*TAREA ESCRITA 1*. Cita sin cambios las líneas de los registros: empieza en la primera línea de los registros y termina después de la línea que contiene "bios-action: Select ▶", incluyendo ambas.

*TEXTO DADO*.
No sabemos su decisión final, ya no importa en cierta manera, pero ¿qué de la suya?

“Pues habiendo conocido a Dios, no le glorificaron como a Dios, ni le dieron gracias, sino que se envanecieron en sus razonamientos, y su necio corazón fue entenebrecido” Romanos 1:21

 

Desde dentro de la oficina se sabía cuando don Bernardo pasaba por la calle. Su silbo claro y penetrante se escuchaba claramente. Silbaba melodías de música clásica. Era su marca distintiva mientras caminaba hacia la panadería para comprar. De vez en cuando iba acompañado de un niño. Siempre saludaba con su cordial “buenos días” o “buenas tardes”. De vez en cuando se paraba para leer la Biblia con letra grande que está en la ventana, frente a la vereda. Leía en voz alta para sí mismo. En mi corazón subía una oración a Dios que la lectura de la Palabra le hiciera bien y que reflexionara sobre la necesidad de ser salvo. A menudo le pasé un tratado para leer y una invitación a asistir a las reuniones del evangelio. El local evangélico estaba a la vuelta de su casa y dijo que siempre pasaba por ahí. Si hubiera reuniones especiales anunciadas, me informaba que había visto los anuncios. Pero nunca entró.

 

Fue con sorpresa que le vi un día caminando con bastón, muy delgado y a paso lento. Pensé que estaba enfermo y tuve el fuerte deseo de conversar con él. Una tarde llegó adonde la Biblia abierta pero no para leerla. Fue más bien para sentarse a descansar frente a la ventana. Apoyado sobre su bastón me parecía que recobraba fuerza para seguir hacia la panadería. Salí a charlar con él llevando un tratado y preguntando por su salud. Admitió que tenía el cuerpo adolorido. Le hablé sobre la necesidad de ser salvo antes de dejar este mundo. Me cambió el tema.

*REGISTROS PARA PROCESAR*.
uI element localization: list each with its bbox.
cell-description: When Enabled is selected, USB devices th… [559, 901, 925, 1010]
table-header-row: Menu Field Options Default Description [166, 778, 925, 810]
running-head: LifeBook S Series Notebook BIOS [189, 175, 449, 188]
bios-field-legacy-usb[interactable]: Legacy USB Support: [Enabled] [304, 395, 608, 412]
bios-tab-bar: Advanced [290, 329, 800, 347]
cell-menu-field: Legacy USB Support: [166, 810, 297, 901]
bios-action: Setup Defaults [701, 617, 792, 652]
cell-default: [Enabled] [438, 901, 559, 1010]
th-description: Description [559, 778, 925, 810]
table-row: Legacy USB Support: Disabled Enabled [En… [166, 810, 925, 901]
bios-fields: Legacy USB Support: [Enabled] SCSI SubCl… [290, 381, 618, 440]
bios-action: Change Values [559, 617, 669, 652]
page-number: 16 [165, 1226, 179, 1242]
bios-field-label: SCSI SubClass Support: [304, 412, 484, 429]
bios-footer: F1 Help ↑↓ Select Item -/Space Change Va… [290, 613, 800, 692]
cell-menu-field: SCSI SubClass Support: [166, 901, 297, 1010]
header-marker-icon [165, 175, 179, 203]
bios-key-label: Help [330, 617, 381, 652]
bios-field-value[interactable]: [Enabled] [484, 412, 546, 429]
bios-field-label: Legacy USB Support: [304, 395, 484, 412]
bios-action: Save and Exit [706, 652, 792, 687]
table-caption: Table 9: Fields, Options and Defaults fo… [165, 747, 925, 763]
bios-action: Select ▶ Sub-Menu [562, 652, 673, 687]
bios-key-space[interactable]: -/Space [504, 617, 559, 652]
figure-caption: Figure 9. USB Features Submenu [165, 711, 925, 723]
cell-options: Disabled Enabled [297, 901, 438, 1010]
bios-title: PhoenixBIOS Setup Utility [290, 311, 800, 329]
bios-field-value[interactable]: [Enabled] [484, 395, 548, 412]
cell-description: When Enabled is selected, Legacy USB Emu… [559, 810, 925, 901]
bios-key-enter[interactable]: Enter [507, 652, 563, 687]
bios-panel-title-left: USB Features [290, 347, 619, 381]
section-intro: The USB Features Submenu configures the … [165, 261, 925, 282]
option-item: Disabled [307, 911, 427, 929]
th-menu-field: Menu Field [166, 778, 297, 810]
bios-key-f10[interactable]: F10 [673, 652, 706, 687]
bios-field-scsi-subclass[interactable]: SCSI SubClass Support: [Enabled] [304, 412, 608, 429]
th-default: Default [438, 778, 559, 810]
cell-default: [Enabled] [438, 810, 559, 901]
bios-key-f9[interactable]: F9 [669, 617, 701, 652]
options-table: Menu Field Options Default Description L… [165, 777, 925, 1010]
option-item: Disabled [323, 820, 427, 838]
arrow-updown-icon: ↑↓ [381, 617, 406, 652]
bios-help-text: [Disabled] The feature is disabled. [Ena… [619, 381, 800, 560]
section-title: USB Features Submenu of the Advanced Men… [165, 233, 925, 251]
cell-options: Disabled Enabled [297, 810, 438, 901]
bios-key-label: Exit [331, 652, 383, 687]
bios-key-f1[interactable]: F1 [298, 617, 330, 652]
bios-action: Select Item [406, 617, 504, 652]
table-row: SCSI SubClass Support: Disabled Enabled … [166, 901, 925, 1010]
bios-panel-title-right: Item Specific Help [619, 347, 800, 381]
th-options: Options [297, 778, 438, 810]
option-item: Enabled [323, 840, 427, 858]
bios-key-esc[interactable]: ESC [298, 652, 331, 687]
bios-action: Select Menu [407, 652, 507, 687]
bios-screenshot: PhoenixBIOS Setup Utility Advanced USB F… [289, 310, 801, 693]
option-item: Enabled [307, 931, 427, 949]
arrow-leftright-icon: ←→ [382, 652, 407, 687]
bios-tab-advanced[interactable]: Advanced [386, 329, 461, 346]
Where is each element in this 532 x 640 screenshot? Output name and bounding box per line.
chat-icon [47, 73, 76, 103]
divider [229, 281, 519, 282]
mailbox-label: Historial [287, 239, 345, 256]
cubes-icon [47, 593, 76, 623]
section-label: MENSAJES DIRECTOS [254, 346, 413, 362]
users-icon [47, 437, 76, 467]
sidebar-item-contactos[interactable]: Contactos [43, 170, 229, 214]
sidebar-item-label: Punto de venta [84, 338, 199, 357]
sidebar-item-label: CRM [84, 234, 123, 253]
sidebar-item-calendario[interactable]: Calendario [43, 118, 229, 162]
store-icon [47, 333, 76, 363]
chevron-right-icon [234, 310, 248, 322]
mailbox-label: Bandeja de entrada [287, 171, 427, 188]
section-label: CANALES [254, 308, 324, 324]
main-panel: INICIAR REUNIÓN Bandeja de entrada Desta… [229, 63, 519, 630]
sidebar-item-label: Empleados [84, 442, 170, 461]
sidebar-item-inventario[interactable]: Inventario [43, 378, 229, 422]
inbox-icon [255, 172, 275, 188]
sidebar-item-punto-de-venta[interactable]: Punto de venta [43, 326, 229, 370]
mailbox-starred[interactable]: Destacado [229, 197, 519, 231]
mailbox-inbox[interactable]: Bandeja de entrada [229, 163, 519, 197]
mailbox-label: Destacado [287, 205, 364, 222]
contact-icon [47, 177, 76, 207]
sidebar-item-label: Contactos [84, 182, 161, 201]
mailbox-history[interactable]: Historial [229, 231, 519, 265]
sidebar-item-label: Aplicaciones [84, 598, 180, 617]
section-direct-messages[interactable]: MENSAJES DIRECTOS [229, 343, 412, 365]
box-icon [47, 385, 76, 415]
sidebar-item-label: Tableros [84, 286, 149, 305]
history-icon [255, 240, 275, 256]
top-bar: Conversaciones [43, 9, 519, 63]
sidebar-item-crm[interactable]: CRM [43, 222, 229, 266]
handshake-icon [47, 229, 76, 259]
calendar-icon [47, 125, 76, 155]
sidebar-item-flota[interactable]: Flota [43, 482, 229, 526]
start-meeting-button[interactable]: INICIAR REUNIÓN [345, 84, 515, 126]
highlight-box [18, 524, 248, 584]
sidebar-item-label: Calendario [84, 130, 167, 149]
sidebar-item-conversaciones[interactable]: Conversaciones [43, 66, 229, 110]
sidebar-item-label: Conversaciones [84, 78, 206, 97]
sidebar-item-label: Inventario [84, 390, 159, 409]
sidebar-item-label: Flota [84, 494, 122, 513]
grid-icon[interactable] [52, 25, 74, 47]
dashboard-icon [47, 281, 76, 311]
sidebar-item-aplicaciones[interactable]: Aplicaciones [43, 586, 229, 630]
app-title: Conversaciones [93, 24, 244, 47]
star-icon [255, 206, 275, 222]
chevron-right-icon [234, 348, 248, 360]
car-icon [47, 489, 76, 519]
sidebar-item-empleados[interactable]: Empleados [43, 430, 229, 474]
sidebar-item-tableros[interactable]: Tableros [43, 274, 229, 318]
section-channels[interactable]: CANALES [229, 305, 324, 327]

*TAREA ESCRITA 2*. Reproduce el pasaje del relato que empieza en las palabras "Fue con sorpresa" y termina tras "cambió el tema.", sustituyendo "bastón" por "báculo".

*RESULTADO 1*.
uI element localization: list each with its bbox.
cell-description: When Enabled is selected, USB devices th… [559, 901, 925, 1010]
table-header-row: Menu Field Options Default Description [166, 778, 925, 810]
running-head: LifeBook S Series Notebook BIOS [189, 175, 449, 188]
bios-field-legacy-usb[interactable]: Legacy USB Support: [Enabled] [304, 395, 608, 412]
bios-tab-bar: Advanced [290, 329, 800, 347]
cell-menu-field: Legacy USB Support: [166, 810, 297, 901]
bios-action: Setup Defaults [701, 617, 792, 652]
cell-default: [Enabled] [438, 901, 559, 1010]
th-description: Description [559, 778, 925, 810]
table-row: Legacy USB Support: Disabled Enabled [En… [166, 810, 925, 901]
bios-fields: Legacy USB Support: [Enabled] SCSI SubCl… [290, 381, 618, 440]
bios-action: Change Values [559, 617, 669, 652]
page-number: 16 [165, 1226, 179, 1242]
bios-field-label: SCSI SubClass Support: [304, 412, 484, 429]
bios-footer: F1 Help ↑↓ Select Item -/Space Change Va… [290, 613, 800, 692]
cell-menu-field: SCSI SubClass Support: [166, 901, 297, 1010]
header-marker-icon [165, 175, 179, 203]
bios-key-label: Help [330, 617, 381, 652]
bios-field-value[interactable]: [Enabled] [484, 412, 546, 429]
bios-field-label: Legacy USB Support: [304, 395, 484, 412]
bios-action: Save and Exit [706, 652, 792, 687]
table-caption: Table 9: Fields, Options and Defaults fo… [165, 747, 925, 763]
bios-action: Select ▶ Sub-Menu [562, 652, 673, 687]

*RESULTADO 2*.
Fue con sorpresa que le vi un día caminando con báculo, muy delgado y a paso lento. Pensé que estaba enfermo y tuve el fuerte deseo de conversar con él. Una tarde llegó adonde la Biblia abierta pero no para leerla. Fue más bien para sentarse a descansar frente a la ventana. Apoyado sobre su báculo me parecía que recobraba fuerza para seguir hacia la panadería. Salí a charlar con él llevando un tratado y preguntando por su salud. Admitió que tenía el cuerpo adolorido. Le hablé sobre la necesidad de ser salvo antes de dejar este mundo. Me cambió el tema.